### Your task
Reproduce the entire page about the novel The Immortalists below, word for word.

### Source document
The Immortalists @chloekbenjamin @TinderPress

About The Immortalists

It's 1969, and holed up in a grimy tenement building in New York's Lower East Side is a travelling psychic who claims to be able to tell anyone the date they will die. The four Gold children, too young for what they're about to hear, sneak out to learn their fortunes.

Over the years that follow, the siblings must choose how to live with the prophecies the fortune-teller gave them that day. Will they accept, ignore, cheat or defy them? Golden-boy Simon escapes to San Francisco, searching for love; dreamy Klara becomes a Las Vegas magician; eldest son Daniel tries to control fate as an army doctor after 9/11; and bookish Varya looks to science for the answers she craves.

A sweeping novel of remarkable ambition and depth, The Immortalists is a story about how we live, how we die, and what we do with the time we have.

My review of The Immortalists

I have no idea of how I am going to do this book justice in my review, but I'll do my best to try and express just haunting, lyrical, epic, and sublimely beautiful this book is.

The Immortalists is an epic family drama that begins in 1969 when four children visit a travelling psychic, who tells them things that no child should ever hear, the youngest only seven. This beginning hooked me in. The story of how all four Gold children were told the day that they would die. This alone caught my attention and made me want to read more. I needed to know what would happen to these four children, how their lives would pan out, and if what the psychic said was true? Would they die on the day that she prophesied? This is the backbone to the book, but the story is so much more. It's a story about the importance of family, how siblings grow up together and their  relationship with each other over the years. Parts of thus book I found hugely emotional, that feeling when you have a huge lump in your throat that you just can't swallow down. The feelings, experiences and interactions were all so vivid and incredibly real.

### Data
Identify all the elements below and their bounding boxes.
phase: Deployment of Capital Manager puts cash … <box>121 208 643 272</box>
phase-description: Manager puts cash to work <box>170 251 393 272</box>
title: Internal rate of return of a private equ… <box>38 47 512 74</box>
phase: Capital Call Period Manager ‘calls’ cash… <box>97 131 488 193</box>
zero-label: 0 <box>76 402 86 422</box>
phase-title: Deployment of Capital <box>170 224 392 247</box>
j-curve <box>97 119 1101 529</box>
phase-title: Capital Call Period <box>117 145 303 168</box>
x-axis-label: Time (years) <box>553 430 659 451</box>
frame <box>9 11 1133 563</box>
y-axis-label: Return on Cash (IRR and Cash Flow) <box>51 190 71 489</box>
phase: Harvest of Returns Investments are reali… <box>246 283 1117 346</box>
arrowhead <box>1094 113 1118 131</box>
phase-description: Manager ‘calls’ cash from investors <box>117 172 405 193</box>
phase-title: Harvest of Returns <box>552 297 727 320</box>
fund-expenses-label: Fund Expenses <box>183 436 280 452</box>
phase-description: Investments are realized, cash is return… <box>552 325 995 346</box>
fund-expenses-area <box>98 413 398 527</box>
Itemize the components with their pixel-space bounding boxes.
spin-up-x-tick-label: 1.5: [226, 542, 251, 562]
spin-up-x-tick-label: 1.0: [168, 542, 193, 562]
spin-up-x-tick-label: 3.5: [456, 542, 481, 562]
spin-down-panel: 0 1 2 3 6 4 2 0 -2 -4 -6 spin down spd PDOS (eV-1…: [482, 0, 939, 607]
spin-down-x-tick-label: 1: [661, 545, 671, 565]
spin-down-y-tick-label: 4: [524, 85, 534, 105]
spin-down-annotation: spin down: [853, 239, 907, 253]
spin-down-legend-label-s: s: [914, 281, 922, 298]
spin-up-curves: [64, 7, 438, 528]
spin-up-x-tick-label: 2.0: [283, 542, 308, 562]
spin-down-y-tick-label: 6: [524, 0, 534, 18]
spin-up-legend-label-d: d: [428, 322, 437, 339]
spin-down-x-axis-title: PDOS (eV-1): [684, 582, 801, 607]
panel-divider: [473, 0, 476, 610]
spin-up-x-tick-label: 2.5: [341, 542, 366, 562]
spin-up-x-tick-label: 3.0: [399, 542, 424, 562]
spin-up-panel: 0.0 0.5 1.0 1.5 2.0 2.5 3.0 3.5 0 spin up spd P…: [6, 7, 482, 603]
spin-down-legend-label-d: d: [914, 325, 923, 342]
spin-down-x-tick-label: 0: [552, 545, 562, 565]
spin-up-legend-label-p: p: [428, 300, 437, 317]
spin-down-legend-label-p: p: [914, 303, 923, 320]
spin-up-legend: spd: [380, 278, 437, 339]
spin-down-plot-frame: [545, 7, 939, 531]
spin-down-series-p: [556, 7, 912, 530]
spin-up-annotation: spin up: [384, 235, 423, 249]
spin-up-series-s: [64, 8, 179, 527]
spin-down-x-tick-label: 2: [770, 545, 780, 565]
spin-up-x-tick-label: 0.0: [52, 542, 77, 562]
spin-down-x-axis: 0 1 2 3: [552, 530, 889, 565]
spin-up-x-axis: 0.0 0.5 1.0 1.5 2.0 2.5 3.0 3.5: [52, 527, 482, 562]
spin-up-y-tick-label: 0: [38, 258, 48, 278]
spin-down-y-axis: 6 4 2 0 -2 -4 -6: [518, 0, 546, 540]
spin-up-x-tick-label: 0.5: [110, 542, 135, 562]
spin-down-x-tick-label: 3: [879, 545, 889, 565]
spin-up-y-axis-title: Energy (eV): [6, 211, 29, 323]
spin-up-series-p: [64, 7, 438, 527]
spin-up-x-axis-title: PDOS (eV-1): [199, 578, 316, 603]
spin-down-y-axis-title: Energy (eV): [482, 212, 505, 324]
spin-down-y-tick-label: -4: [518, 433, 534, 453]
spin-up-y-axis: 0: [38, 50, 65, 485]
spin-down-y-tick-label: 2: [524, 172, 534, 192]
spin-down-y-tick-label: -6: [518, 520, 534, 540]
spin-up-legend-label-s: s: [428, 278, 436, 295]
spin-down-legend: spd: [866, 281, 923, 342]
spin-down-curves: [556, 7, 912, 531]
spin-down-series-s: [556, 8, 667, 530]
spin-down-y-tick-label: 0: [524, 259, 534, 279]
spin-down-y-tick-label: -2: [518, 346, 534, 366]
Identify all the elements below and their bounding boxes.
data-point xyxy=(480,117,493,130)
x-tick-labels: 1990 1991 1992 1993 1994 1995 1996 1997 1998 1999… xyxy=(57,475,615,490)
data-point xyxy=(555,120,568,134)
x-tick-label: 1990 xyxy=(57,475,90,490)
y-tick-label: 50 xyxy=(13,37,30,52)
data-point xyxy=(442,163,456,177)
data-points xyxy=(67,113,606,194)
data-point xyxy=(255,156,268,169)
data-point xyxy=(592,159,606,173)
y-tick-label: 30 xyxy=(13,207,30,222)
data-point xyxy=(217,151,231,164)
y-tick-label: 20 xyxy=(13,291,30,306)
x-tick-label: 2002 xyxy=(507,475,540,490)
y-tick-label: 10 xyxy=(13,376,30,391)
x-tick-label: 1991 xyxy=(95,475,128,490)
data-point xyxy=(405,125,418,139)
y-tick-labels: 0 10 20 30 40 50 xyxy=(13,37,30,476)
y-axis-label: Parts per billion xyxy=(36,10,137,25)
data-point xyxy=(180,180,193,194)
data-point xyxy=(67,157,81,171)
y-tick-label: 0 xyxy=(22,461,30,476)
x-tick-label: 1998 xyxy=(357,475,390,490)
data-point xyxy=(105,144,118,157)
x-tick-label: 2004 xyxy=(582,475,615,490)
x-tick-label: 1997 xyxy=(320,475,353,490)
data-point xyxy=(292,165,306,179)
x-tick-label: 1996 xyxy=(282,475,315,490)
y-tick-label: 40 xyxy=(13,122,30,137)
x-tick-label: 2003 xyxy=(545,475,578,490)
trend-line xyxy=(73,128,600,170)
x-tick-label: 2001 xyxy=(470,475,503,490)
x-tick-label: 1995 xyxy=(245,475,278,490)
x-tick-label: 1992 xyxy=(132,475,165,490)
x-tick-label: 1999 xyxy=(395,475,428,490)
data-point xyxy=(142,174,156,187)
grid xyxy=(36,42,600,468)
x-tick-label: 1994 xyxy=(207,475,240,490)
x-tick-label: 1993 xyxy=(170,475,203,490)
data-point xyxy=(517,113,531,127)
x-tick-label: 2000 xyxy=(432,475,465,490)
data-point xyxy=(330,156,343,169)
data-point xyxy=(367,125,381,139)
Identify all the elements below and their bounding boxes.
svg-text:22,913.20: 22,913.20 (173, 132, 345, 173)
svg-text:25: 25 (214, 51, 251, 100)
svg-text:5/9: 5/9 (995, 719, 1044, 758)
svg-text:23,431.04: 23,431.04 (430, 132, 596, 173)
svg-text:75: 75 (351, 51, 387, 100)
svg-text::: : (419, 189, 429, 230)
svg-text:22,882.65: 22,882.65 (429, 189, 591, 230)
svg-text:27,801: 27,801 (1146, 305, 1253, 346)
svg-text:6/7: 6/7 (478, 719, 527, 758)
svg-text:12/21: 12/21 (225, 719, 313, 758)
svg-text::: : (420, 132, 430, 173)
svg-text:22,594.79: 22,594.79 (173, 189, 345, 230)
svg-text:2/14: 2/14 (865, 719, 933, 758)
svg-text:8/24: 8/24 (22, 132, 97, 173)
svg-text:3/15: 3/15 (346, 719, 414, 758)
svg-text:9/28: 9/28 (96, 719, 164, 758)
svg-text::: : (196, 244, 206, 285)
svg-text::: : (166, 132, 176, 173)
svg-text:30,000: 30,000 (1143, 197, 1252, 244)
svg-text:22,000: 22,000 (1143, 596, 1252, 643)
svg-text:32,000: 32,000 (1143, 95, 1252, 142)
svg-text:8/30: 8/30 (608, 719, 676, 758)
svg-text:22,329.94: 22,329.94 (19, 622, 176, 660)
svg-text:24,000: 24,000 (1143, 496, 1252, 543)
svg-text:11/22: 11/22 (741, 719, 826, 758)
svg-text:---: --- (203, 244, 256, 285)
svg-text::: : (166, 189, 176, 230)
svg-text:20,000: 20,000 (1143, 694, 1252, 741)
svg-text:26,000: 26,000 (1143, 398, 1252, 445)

### Solution for this task
The Immortalists @chloekbenjamin @TinderPress

About The Immortalists

It's 1969, and holed up in a grimy tenement building in New York's Lower East Side is a travelling psychic who claims to be able to tell anyone the date they will die. The four Gold children, too young for what they're about to hear, sneak out to learn their fortunes.

Over the years that follow, the siblings must choose how to live with the prophecies the fortune-teller gave them that day. Will they accept, ignore, cheat or defy them? Golden-boy Simon escapes to San Francisco, searching for love; dreamy Klara becomes a Las Vegas magician; eldest son Daniel tries to control fate as an army doctor after 9/11; and bookish Varya looks to science for the answers she craves.

A sweeping novel of remarkable ambition and depth, The Immortalists is a story about how we live, how we die, and what we do with the time we have.

My review of The Immortalists

I have no idea of how I am going to do this book justice in my review, but I'll do my best to try and express just haunting, lyrical, epic, and sublimely beautiful this book is.

The Immortalists is an epic family drama that begins in 1969 when four children visit a travelling psychic, who tells them things that no child should ever hear, the youngest only seven. This beginning hooked me in. The story of how all four Gold children were told the day that they would die. This alone caught my attention and made me want to read more. I needed to know what would happen to these four children, how their lives would pan out, and if what the psychic said was true? Would they die on the day that she prophesied? This is the backbone to the book, but the story is so much more. It's a story about the importance of family, how siblings grow up together and their  relationship with each other over the years. Parts of thus book I found hugely emotional, that feeling when you have a huge lump in your throat that you just can't swallow down. The feelings, experiences and interactions were all so vivid and incredibly real.